◆ AIM
Establish how many lines in the material include the string "ylabel" and report it as a lone number.
* * * *
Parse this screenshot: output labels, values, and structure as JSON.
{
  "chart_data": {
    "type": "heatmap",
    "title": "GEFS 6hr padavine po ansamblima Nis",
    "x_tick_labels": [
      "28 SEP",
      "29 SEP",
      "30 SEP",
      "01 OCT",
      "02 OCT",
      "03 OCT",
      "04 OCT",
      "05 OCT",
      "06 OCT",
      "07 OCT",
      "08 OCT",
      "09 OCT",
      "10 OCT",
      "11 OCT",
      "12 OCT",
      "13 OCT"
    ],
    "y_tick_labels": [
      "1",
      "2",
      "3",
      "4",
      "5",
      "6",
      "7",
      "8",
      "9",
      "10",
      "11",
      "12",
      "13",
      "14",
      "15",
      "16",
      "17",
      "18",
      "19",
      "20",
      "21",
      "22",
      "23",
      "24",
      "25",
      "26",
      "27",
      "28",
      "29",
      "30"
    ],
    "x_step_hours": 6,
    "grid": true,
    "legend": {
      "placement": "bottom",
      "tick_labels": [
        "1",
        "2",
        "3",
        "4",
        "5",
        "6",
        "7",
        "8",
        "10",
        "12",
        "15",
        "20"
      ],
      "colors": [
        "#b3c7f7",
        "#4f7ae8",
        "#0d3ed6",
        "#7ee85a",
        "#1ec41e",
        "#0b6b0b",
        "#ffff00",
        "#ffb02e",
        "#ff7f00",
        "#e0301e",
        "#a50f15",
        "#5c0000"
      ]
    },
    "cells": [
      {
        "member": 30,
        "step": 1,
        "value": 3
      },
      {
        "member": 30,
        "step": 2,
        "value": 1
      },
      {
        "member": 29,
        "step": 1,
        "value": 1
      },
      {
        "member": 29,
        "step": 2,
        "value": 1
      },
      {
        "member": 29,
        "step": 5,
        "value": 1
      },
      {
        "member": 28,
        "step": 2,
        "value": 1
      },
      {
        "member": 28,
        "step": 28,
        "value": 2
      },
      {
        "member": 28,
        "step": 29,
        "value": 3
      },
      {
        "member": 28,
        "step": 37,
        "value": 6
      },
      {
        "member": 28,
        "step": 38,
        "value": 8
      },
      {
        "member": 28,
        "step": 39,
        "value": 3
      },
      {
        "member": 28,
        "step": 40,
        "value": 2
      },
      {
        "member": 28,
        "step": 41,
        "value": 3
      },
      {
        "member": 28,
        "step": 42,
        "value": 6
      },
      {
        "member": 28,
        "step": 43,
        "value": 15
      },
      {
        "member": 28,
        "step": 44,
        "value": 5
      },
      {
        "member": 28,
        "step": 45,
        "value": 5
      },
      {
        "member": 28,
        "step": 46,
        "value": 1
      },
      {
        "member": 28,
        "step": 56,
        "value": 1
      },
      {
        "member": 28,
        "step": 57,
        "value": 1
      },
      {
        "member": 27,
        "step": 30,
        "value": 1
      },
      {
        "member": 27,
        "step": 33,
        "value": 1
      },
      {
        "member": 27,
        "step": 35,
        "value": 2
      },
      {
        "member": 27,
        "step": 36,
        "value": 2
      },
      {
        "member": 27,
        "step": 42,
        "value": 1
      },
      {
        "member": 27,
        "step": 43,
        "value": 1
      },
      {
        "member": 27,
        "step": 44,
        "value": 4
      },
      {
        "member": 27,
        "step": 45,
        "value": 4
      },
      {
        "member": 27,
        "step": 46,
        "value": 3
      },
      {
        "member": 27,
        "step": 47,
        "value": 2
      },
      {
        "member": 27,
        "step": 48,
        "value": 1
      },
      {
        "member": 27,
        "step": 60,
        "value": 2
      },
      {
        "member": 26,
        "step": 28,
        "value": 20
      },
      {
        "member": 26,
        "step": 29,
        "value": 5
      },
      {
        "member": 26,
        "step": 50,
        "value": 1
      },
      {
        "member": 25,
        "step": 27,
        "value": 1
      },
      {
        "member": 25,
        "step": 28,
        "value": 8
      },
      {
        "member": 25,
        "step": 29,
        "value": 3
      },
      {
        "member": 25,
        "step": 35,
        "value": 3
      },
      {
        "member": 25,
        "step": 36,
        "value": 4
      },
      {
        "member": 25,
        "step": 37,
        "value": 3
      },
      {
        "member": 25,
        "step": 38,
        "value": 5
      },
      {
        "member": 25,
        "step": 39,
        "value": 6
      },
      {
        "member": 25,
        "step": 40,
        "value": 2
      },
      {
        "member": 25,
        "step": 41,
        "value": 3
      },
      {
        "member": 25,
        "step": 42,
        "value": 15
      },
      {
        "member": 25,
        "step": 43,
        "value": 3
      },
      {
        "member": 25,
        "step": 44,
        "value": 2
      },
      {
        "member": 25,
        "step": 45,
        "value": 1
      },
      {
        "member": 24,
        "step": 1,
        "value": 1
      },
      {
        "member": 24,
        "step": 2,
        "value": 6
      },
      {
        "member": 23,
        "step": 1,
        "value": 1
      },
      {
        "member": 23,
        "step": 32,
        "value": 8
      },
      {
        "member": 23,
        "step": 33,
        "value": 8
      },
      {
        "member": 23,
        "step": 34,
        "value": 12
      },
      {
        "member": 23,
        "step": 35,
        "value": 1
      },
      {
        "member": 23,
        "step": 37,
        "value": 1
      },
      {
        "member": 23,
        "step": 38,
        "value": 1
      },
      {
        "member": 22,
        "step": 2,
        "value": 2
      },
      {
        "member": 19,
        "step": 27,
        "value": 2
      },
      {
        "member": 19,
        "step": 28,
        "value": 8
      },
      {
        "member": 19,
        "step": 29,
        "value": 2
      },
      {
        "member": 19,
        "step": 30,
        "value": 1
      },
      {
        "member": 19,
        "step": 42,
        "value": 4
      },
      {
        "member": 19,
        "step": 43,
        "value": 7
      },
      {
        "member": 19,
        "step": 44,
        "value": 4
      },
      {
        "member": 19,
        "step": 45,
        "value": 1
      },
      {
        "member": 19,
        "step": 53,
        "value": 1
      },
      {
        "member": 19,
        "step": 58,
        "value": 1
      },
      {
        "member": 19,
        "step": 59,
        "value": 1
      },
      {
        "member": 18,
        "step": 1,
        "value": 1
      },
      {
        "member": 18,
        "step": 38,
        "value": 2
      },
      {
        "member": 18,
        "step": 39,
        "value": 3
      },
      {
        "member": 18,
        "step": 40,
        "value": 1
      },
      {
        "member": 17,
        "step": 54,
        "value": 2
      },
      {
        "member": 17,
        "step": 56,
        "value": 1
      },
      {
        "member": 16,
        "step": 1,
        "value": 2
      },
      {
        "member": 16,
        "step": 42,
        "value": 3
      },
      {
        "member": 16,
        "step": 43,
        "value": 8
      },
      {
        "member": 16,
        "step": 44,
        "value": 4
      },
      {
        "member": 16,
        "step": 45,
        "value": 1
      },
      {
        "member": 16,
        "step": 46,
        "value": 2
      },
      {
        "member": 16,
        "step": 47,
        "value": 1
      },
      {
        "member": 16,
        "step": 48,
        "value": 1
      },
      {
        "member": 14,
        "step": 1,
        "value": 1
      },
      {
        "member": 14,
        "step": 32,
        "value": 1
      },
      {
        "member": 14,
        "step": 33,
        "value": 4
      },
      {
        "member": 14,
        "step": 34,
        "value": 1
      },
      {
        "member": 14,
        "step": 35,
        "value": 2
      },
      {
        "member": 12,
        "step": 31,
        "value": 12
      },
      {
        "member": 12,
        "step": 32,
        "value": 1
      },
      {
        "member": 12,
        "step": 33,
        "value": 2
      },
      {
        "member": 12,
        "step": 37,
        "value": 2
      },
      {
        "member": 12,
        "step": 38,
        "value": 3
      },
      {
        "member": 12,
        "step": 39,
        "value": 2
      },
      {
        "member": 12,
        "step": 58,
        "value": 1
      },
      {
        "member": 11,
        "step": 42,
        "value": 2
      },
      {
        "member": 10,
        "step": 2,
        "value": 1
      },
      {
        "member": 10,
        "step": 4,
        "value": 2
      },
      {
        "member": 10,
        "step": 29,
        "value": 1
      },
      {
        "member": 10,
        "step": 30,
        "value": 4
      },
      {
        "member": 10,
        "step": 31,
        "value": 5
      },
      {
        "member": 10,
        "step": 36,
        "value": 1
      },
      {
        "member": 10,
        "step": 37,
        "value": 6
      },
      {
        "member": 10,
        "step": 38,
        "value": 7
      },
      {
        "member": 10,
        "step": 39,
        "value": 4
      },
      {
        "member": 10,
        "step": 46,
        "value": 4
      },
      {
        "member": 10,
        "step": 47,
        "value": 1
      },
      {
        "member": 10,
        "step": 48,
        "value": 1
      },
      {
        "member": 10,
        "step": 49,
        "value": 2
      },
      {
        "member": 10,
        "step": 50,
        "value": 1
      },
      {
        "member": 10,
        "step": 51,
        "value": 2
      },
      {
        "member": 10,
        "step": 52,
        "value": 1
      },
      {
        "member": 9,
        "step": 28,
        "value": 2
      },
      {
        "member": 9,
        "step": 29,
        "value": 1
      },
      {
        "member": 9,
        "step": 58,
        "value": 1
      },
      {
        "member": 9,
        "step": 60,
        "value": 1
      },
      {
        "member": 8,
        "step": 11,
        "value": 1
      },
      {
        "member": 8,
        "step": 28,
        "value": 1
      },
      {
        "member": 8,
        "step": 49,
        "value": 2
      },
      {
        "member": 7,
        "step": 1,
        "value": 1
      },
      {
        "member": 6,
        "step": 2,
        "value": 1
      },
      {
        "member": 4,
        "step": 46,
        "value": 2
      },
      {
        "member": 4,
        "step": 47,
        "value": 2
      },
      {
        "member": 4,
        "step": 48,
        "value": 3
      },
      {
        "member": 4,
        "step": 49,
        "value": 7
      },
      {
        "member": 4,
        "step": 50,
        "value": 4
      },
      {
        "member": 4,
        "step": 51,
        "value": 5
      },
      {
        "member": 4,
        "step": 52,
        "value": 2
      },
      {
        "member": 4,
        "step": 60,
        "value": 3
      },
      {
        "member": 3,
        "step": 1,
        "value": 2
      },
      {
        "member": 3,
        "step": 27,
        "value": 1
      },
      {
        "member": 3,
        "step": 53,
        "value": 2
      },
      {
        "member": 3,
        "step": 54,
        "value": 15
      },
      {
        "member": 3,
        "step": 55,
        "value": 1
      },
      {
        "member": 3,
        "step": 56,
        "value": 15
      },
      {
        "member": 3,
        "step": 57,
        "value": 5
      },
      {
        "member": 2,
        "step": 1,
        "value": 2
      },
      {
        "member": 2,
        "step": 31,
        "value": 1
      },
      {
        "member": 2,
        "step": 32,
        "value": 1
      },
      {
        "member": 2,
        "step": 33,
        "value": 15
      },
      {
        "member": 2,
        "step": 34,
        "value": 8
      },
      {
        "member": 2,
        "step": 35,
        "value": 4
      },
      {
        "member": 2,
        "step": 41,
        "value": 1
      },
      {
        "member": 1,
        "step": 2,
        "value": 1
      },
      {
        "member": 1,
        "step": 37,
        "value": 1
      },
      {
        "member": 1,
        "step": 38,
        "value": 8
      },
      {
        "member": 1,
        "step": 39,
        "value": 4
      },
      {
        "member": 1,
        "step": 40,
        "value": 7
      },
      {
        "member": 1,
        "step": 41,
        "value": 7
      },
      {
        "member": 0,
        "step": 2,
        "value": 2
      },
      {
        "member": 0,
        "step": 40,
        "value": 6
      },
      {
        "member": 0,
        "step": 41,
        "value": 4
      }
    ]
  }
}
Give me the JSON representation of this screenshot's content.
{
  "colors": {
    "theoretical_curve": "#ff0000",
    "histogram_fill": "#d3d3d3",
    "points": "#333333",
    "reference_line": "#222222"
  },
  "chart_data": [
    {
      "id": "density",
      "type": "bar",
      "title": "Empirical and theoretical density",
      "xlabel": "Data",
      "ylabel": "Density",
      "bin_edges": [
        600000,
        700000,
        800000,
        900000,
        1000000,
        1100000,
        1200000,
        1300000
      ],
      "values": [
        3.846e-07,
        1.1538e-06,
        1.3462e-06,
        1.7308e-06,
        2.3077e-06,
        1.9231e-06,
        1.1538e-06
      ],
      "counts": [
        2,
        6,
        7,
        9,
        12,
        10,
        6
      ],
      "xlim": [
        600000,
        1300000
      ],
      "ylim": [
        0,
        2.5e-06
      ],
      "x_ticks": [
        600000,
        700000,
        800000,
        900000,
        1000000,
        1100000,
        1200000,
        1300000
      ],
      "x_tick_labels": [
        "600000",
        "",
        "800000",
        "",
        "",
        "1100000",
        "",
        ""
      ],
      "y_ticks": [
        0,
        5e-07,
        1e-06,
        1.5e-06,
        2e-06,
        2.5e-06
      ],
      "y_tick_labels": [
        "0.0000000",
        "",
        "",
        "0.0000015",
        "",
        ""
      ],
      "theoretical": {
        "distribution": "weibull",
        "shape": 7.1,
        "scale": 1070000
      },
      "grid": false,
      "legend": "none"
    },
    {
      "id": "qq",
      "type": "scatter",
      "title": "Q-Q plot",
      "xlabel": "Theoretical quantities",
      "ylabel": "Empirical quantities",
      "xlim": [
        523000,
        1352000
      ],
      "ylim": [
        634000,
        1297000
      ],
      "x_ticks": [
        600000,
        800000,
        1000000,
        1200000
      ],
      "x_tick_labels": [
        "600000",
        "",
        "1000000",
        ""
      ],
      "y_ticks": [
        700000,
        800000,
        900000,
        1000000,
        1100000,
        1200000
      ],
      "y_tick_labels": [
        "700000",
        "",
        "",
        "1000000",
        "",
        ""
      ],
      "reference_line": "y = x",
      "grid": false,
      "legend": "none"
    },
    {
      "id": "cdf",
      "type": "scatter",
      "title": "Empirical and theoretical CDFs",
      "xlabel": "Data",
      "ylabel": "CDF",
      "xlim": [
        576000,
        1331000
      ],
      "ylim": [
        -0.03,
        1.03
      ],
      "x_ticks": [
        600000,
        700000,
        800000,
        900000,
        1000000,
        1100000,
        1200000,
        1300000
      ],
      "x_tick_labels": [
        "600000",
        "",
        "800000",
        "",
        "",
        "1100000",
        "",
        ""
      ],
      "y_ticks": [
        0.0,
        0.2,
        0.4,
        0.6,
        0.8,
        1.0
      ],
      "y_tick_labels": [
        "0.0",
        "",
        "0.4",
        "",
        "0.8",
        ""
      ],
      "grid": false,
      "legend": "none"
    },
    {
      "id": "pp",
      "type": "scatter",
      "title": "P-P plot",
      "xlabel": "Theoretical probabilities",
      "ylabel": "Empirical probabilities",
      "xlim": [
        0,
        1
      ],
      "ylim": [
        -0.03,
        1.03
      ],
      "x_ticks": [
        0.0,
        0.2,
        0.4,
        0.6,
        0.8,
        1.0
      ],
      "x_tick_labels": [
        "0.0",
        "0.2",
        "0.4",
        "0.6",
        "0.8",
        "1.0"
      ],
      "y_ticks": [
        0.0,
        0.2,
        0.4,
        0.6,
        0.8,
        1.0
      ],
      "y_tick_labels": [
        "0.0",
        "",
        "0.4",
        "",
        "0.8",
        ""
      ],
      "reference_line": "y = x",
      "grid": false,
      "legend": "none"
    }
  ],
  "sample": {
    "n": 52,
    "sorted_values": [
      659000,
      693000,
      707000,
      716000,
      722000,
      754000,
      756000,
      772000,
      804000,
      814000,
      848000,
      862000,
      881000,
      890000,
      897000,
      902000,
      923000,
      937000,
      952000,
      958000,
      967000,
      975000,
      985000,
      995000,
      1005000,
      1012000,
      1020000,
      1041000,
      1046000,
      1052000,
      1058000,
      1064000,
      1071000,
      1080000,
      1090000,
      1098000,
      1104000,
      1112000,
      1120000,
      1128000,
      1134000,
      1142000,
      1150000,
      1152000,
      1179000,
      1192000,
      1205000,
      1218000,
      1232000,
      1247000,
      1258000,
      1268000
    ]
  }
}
* * * *
◆ FULL RESPONSE
4